→ EXERCISE DESCRIPTION:
Filter the entries, keeping every line with the word "közel".

→ INFORMATION GIVEN:
============================================================
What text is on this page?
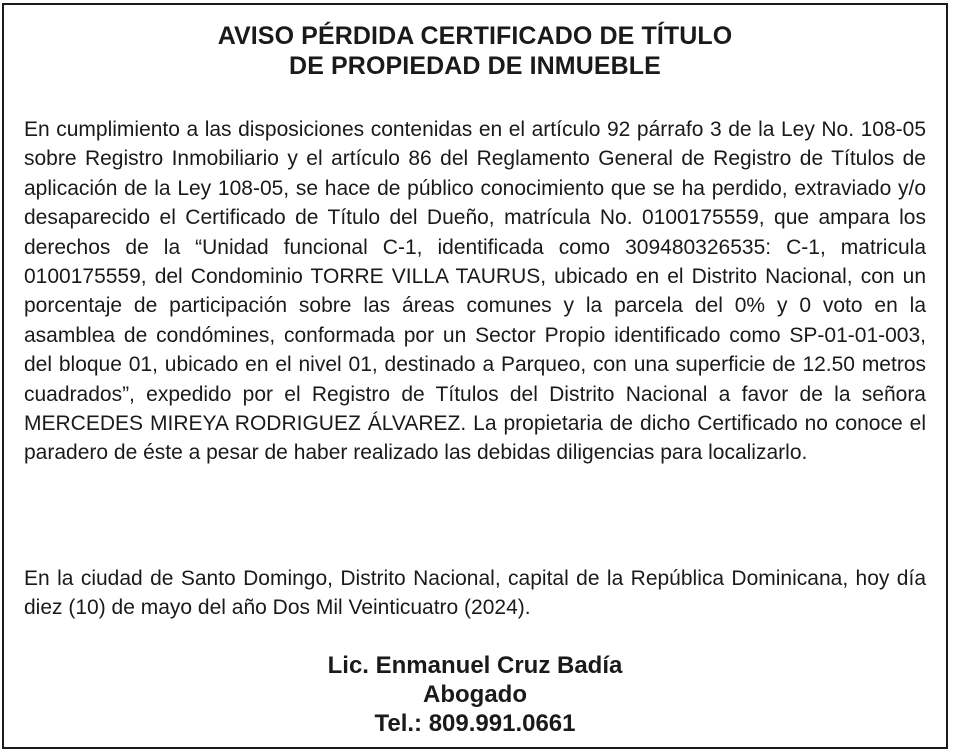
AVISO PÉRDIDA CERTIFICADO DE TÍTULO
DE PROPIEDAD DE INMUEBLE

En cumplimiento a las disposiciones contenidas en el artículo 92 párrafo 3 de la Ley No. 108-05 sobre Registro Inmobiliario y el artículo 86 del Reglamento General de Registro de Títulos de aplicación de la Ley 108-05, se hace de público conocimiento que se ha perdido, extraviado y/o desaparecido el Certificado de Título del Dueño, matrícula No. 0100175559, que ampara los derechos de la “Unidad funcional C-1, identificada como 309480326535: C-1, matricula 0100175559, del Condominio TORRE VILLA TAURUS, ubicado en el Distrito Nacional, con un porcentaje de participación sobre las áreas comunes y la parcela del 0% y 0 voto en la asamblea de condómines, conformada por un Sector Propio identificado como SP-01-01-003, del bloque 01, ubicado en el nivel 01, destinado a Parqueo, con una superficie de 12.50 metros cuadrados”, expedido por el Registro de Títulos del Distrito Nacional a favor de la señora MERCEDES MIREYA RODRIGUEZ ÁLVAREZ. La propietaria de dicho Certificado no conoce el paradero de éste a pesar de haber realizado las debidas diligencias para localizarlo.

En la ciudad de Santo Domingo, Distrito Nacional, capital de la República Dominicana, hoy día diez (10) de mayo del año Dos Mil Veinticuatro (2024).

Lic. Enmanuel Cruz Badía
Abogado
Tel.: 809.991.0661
============================================================
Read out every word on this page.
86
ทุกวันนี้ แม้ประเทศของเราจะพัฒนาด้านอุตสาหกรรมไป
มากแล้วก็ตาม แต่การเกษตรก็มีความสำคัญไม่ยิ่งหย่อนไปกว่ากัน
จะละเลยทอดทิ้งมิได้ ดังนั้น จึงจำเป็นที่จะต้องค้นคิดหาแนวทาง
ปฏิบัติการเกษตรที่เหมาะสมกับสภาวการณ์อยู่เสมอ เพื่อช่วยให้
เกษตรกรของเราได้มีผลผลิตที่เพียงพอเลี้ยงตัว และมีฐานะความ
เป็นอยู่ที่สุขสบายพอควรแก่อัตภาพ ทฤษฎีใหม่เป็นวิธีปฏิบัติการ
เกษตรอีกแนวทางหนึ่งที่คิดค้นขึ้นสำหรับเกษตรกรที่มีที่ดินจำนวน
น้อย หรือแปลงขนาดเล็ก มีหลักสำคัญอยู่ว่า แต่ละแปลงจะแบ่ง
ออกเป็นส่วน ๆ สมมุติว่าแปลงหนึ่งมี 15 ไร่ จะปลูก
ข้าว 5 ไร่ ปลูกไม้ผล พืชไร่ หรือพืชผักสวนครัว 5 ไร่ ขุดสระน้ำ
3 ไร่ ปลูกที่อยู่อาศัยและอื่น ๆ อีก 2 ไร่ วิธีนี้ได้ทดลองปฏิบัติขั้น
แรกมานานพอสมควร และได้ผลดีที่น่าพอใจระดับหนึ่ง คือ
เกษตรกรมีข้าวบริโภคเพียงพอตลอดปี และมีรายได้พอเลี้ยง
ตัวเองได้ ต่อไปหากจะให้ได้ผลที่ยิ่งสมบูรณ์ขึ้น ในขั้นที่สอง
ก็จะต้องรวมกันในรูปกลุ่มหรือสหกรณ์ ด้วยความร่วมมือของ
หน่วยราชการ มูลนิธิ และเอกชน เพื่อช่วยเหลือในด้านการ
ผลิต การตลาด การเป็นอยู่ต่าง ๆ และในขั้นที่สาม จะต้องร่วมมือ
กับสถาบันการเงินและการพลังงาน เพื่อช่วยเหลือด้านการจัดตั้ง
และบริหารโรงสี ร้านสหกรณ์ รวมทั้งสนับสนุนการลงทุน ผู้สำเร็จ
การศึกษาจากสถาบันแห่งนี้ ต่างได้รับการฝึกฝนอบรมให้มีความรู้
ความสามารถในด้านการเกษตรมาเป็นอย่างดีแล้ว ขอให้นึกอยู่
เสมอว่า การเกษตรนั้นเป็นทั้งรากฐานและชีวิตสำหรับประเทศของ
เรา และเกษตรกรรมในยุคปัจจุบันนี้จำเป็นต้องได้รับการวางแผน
============================================================
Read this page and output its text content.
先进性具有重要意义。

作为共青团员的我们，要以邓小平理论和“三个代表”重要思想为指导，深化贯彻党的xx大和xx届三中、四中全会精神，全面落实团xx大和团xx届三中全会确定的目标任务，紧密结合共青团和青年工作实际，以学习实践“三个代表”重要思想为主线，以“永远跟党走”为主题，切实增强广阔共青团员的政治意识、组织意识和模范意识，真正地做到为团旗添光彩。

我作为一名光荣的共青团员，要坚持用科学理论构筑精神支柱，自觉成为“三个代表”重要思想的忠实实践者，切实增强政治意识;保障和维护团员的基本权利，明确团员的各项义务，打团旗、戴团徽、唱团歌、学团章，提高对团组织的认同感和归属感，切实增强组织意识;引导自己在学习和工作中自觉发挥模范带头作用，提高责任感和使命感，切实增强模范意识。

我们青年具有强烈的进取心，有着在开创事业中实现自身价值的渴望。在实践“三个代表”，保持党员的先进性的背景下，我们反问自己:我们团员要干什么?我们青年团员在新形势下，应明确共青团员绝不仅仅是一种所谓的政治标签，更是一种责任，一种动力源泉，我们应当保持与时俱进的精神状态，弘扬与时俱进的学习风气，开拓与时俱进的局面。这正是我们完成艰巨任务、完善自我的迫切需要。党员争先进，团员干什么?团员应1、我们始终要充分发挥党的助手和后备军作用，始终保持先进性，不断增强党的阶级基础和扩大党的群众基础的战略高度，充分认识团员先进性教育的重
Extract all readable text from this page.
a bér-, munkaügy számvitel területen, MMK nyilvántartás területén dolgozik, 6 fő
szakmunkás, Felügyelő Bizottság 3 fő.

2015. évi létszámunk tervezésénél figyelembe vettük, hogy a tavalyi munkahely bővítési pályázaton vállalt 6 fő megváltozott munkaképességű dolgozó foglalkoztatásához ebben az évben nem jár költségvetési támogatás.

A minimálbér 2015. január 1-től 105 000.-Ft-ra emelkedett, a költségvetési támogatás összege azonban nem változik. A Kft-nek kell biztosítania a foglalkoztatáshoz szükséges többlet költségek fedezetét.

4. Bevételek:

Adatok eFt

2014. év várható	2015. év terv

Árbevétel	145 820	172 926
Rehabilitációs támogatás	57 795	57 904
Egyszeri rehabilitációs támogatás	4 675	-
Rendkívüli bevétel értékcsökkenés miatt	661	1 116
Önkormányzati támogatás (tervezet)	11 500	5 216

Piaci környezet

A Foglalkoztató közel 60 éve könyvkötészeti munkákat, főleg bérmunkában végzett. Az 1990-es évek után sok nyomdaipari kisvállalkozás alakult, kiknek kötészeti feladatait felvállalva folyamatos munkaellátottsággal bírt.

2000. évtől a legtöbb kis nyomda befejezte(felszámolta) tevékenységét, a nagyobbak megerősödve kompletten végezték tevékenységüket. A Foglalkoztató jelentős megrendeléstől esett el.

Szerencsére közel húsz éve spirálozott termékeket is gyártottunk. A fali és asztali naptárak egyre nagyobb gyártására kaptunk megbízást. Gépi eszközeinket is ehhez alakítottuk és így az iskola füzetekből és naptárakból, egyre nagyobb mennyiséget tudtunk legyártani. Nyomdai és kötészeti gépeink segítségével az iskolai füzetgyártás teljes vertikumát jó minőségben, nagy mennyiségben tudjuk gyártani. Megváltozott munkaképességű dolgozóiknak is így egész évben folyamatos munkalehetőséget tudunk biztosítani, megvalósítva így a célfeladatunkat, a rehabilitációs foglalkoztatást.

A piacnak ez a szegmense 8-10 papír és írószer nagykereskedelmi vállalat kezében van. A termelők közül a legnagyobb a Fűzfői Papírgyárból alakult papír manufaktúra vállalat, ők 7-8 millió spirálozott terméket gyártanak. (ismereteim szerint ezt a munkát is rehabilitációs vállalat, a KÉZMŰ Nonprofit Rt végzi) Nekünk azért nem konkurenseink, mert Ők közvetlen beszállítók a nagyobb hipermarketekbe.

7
============================================================
→ TASK RESPONSE:
A Foglalkoztató közel 60 éve könyvkötészeti munkákat, főleg bérmunkában végzett. Az 1990-es évek után sok nyomdaipari kisvállalkozás alakult, kiknek kötészeti feladatait felvállalva folyamatos munkaellátottsággal bírt.
Szerencsére közel húsz éve spirálozott termékeket is gyártottunk. A fali és asztali naptárak egyre nagyobb gyártására kaptunk megbízást. Gépi eszközeinket is ehhez alakítottuk és így az iskola füzetekből és naptárakból, egyre nagyobb mennyiséget tudtunk legyártani. Nyomdai és kötészeti gépeink segítségével az iskolai füzetgyártás teljes vertikumát jó minőségben, nagy mennyiségben tudjuk gyártani. Megváltozott munkaképességű dolgozóiknak is így egész évben folyamatos munkalehetőséget tudunk biztosítani, megvalósítva így a célfeladatunkat, a rehabilitációs foglalkoztatást.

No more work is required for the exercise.